* start Records shown *

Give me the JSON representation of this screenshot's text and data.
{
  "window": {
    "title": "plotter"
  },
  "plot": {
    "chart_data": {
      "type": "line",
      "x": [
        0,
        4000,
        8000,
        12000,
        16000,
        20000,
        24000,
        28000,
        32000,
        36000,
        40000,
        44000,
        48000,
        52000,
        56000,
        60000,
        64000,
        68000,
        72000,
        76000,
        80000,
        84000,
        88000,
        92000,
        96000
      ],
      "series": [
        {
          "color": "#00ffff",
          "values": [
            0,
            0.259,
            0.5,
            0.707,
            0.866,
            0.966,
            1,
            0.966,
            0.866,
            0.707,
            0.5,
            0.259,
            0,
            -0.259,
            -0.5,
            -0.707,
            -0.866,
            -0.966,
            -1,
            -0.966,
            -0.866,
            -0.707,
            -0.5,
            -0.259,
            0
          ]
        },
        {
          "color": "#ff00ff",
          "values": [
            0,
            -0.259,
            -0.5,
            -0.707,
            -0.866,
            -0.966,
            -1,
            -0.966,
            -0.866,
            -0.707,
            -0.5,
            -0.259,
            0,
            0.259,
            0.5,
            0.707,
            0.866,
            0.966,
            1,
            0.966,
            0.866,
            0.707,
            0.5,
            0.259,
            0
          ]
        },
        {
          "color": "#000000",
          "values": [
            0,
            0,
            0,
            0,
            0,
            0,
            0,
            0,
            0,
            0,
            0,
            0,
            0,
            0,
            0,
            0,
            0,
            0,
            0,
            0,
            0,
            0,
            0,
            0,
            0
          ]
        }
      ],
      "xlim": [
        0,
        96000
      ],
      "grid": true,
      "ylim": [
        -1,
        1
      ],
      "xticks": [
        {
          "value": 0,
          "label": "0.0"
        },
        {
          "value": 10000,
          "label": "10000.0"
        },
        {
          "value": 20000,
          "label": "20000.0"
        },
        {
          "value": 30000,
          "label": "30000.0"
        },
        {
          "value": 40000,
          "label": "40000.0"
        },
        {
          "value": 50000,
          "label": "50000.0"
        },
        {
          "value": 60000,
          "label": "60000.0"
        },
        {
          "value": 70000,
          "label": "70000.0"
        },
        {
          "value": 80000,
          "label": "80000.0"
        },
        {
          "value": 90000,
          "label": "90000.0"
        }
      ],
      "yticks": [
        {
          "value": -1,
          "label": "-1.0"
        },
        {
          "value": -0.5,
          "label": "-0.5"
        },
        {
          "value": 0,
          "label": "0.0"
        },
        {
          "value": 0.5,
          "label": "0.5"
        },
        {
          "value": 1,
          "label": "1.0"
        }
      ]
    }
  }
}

* end Records shown *

▶ Work to do: Set down each entry again, unchanged.

▶ Written answer:
Give me the JSON representation of this screenshot's text and data.
{
  "window": {
    "title": "plotter"
  },
  "plot": {
    "chart_data": {
      "type": "line",
      "x": [
        0,
        4000,
        8000,
        12000,
        16000,
        20000,
        24000,
        28000,
        32000,
        36000,
        40000,
        44000,
        48000,
        52000,
        56000,
        60000,
        64000,
        68000,
        72000,
        76000,
        80000,
        84000,
        88000,
        92000,
        96000
      ],
      "series": [
        {
          "color": "#00ffff",
          "values": [
            0,
            0.259,
            0.5,
            0.707,
            0.866,
            0.966,
            1,
            0.966,
            0.866,
            0.707,
            0.5,
            0.259,
            0,
            -0.259,
            -0.5,
            -0.707,
            -0.866,
            -0.966,
            -1,
            -0.966,
            -0.866,
            -0.707,
            -0.5,
            -0.259,
            0
          ]
        },
        {
          "color": "#ff00ff",
          "values": [
            0,
            -0.259,
            -0.5,
            -0.707,
            -0.866,
            -0.966,
            -1,
            -0.966,
            -0.866,
            -0.707,
            -0.5,
            -0.259,
            0,
            0.259,
            0.5,
            0.707,
            0.866,
            0.966,
            1,
            0.966,
            0.866,
            0.707,
            0.5,
            0.259,
            0
          ]
        },
        {
          "color": "#000000",
          "values": [
            0,
            0,
            0,
            0,
            0,
            0,
            0,
            0,
            0,
            0,
            0,
            0,
            0,
            0,
            0,
            0,
            0,
            0,
            0,
            0,
            0,
            0,
            0,
            0,
            0
          ]
        }
      ],
      "xlim": [
        0,
        96000
      ],
      "grid": true,
      "ylim": [
        -1,
        1
      ],
      "xticks": [
        {
          "value": 0,
          "label": "0.0"
        },
        {
          "value": 10000,
          "label": "10000.0"
        },
        {
          "value": 20000,
          "label": "20000.0"
        },
        {
          "value": 30000,
          "label": "30000.0"
        },
        {
          "value": 40000,
          "label": "40000.0"
        },
        {
          "value": 50000,
          "label": "50000.0"
        },
        {
          "value": 60000,
          "label": "60000.0"
        },
        {
          "value": 70000,
          "label": "70000.0"
        },
        {
          "value": 80000,
          "label": "80000.0"
        },
        {
          "value": 90000,
          "label": "90000.0"
        }
      ],
      "yticks": [
        {
          "value": -1,
          "label": "-1.0"
        },
        {
          "value": -0.5,
          "label": "-0.5"
        },
        {
          "value": 0,
          "label": "0.0"
        },
        {
          "value": 0.5,
          "label": "0.5"
        },
        {
          "value": 1,
          "label": "1.0"
        }
      ]
    }
  }
}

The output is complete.